Excerpts from a dataset
_____
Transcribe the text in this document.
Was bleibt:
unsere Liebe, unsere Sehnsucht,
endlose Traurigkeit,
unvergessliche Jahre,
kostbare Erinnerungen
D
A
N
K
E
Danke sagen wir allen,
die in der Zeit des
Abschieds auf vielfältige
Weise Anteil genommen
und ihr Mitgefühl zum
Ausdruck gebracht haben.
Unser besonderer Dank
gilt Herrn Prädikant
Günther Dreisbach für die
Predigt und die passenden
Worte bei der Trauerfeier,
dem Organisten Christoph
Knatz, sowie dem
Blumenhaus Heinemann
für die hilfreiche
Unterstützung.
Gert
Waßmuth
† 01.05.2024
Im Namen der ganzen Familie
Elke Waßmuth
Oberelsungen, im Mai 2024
_____
- _What needs to be done_: When you write the entries out again, keep every word and mark exactly as it is.

- _Result_:
Transcribe the text in this document.
Was bleibt:
unsere Liebe, unsere Sehnsucht,
endlose Traurigkeit,
unvergessliche Jahre,
kostbare Erinnerungen
D
A
N
K
E
Danke sagen wir allen,
die in der Zeit des
Abschieds auf vielfältige
Weise Anteil genommen
und ihr Mitgefühl zum
Ausdruck gebracht haben.
Unser besonderer Dank
gilt Herrn Prädikant
Günther Dreisbach für die
Predigt und die passenden
Worte bei der Trauerfeier,
dem Organisten Christoph
Knatz, sowie dem
Blumenhaus Heinemann
für die hilfreiche
Unterstützung.
Gert
Waßmuth
† 01.05.2024
Im Namen der ganzen Familie
Elke Waßmuth
Oberelsungen, im Mai 2024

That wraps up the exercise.